[Records that describe figures]
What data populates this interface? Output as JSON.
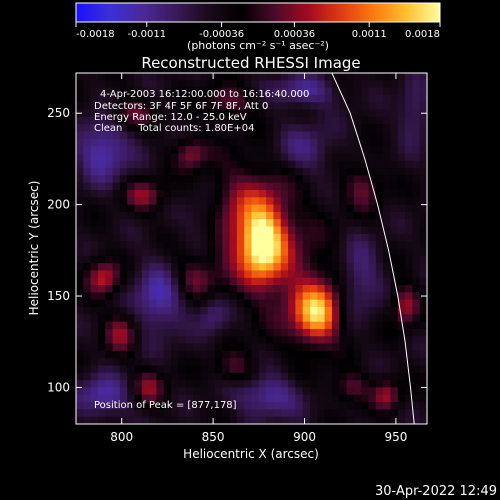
{
  "colorbar": {
    "min": -0.0018,
    "max": 0.0018,
    "tick_labels": [
      "-0.0018",
      "-0.0011",
      "-0.00036",
      "0.00036",
      "0.0011",
      "0.0018"
    ],
    "tick_values": [
      -0.0018,
      -0.0011,
      -0.00036,
      0.00036,
      0.0011,
      0.0018
    ],
    "unit_label": "(photons cm⁻² s⁻¹ asec⁻²)",
    "colors": [
      "#1a10ff",
      "#3a2fd8",
      "#4a2a9a",
      "#3a1a5a",
      "#1a0a1a",
      "#000000",
      "#4a0a2a",
      "#a00a20",
      "#e03a10",
      "#ff7a10",
      "#ffc030",
      "#ffffa0"
    ]
  },
  "chart_data": {
    "type": "heatmap",
    "title": "Reconstructed RHESSI Image",
    "xlabel": "Heliocentric X (arcsec)",
    "ylabel": "Heliocentric Y (arcsec)",
    "xlim": [
      775,
      967
    ],
    "ylim": [
      80,
      272
    ],
    "xticks": [
      800,
      850,
      900,
      950
    ],
    "yticks": [
      100,
      150,
      200,
      250
    ],
    "annotations": [
      "4-Apr-2003 16:12:00.000 to 16:16:40.000",
      "Detectors: 3F 4F 5F 6F 7F 8F, Att 0",
      "Energy Range: 12.0 - 25.0 keV",
      "Clean     Total counts: 1.80E+04"
    ],
    "peak_label": "Position of Peak = [877,178]",
    "peak": [
      877,
      178
    ],
    "sources": [
      {
        "x": 877,
        "y": 178,
        "intensity": 1.0,
        "sx": 8,
        "sy": 14
      },
      {
        "x": 870,
        "y": 190,
        "intensity": 0.55,
        "sx": 18,
        "sy": 22
      },
      {
        "x": 907,
        "y": 140,
        "intensity": 0.85,
        "sx": 8,
        "sy": 10
      },
      {
        "x": 900,
        "y": 150,
        "intensity": 0.35,
        "sx": 14,
        "sy": 20
      },
      {
        "x": 790,
        "y": 160,
        "intensity": 0.55,
        "sx": 6,
        "sy": 7
      },
      {
        "x": 800,
        "y": 130,
        "intensity": 0.45,
        "sx": 6,
        "sy": 8
      },
      {
        "x": 812,
        "y": 205,
        "intensity": 0.4,
        "sx": 8,
        "sy": 6
      },
      {
        "x": 838,
        "y": 228,
        "intensity": 0.4,
        "sx": 6,
        "sy": 6
      },
      {
        "x": 815,
        "y": 100,
        "intensity": 0.4,
        "sx": 6,
        "sy": 7
      },
      {
        "x": 840,
        "y": 160,
        "intensity": 0.35,
        "sx": 8,
        "sy": 8
      },
      {
        "x": 932,
        "y": 210,
        "intensity": 0.35,
        "sx": 7,
        "sy": 9
      },
      {
        "x": 955,
        "y": 145,
        "intensity": 0.5,
        "sx": 5,
        "sy": 8
      },
      {
        "x": 945,
        "y": 96,
        "intensity": 0.45,
        "sx": 5,
        "sy": 6
      },
      {
        "x": 862,
        "y": 110,
        "intensity": 0.3,
        "sx": 8,
        "sy": 6
      },
      {
        "x": 925,
        "y": 100,
        "intensity": 0.35,
        "sx": 7,
        "sy": 6
      },
      {
        "x": 805,
        "y": 250,
        "intensity": 0.35,
        "sx": 8,
        "sy": 6
      },
      {
        "x": 858,
        "y": 256,
        "intensity": 0.35,
        "sx": 10,
        "sy": 6
      },
      {
        "x": 820,
        "y": 148,
        "intensity": -0.45,
        "sx": 10,
        "sy": 14
      },
      {
        "x": 790,
        "y": 230,
        "intensity": -0.5,
        "sx": 10,
        "sy": 12
      },
      {
        "x": 845,
        "y": 190,
        "intensity": -0.3,
        "sx": 8,
        "sy": 12
      },
      {
        "x": 900,
        "y": 230,
        "intensity": -0.3,
        "sx": 12,
        "sy": 10
      },
      {
        "x": 930,
        "y": 160,
        "intensity": -0.35,
        "sx": 8,
        "sy": 14
      },
      {
        "x": 880,
        "y": 95,
        "intensity": -0.45,
        "sx": 12,
        "sy": 8
      },
      {
        "x": 790,
        "y": 95,
        "intensity": -0.45,
        "sx": 10,
        "sy": 8
      },
      {
        "x": 900,
        "y": 262,
        "intensity": -0.4,
        "sx": 12,
        "sy": 6
      },
      {
        "x": 850,
        "y": 140,
        "intensity": -0.3,
        "sx": 6,
        "sy": 8
      },
      {
        "x": 960,
        "y": 250,
        "intensity": -0.3,
        "sx": 6,
        "sy": 12
      }
    ],
    "limb": [
      [
        915,
        272
      ],
      [
        925,
        250
      ],
      [
        933,
        225
      ],
      [
        940,
        200
      ],
      [
        946,
        175
      ],
      [
        951,
        150
      ],
      [
        955,
        125
      ],
      [
        958,
        100
      ],
      [
        960,
        80
      ]
    ]
  },
  "timestamp": "30-Apr-2022 12:49"
}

To do>
Give only the number of lines in the records that include the word "Heliocentric".

Solution>
2